» What needs to be done:
Your task is to quote the material that follows, in full and exactly.

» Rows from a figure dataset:

**********

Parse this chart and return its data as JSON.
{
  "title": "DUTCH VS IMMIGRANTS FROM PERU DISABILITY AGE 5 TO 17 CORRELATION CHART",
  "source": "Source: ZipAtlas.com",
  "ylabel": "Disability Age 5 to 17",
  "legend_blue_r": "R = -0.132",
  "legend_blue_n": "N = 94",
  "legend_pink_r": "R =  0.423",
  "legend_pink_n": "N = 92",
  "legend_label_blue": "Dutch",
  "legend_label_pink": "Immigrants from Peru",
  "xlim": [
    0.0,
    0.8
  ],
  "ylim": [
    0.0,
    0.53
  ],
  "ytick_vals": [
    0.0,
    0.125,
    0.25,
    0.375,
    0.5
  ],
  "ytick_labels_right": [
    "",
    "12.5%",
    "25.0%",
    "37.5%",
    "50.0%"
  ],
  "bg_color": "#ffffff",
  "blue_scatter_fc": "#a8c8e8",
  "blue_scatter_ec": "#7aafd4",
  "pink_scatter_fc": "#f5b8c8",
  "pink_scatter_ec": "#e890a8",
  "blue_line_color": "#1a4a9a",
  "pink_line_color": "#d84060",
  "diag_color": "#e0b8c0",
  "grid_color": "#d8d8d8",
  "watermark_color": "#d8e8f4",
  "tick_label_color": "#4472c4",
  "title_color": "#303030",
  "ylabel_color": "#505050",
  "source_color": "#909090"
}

**********

» Answer in full:
Parse this chart and return its data as JSON.
{
  "title": "DUTCH VS IMMIGRANTS FROM PERU DISABILITY AGE 5 TO 17 CORRELATION CHART",
  "source": "Source: ZipAtlas.com",
  "ylabel": "Disability Age 5 to 17",
  "legend_blue_r": "R = -0.132",
  "legend_blue_n": "N = 94",
  "legend_pink_r": "R =  0.423",
  "legend_pink_n": "N = 92",
  "legend_label_blue": "Dutch",
  "legend_label_pink": "Immigrants from Peru",
  "xlim": [
    0.0,
    0.8
  ],
  "ylim": [
    0.0,
    0.53
  ],
  "ytick_vals": [
    0.0,
    0.125,
    0.25,
    0.375,
    0.5
  ],
  "ytick_labels_right": [
    "",
    "12.5%",
    "25.0%",
    "37.5%",
    "50.0%"
  ],
  "bg_color": "#ffffff",
  "blue_scatter_fc": "#a8c8e8",
  "blue_scatter_ec": "#7aafd4",
  "pink_scatter_fc": "#f5b8c8",
  "pink_scatter_ec": "#e890a8",
  "blue_line_color": "#1a4a9a",
  "pink_line_color": "#d84060",
  "diag_color": "#e0b8c0",
  "grid_color": "#d8d8d8",
  "watermark_color": "#d8e8f4",
  "tick_label_color": "#4472c4",
  "title_color": "#303030",
  "ylabel_color": "#505050",
  "source_color": "#909090"
}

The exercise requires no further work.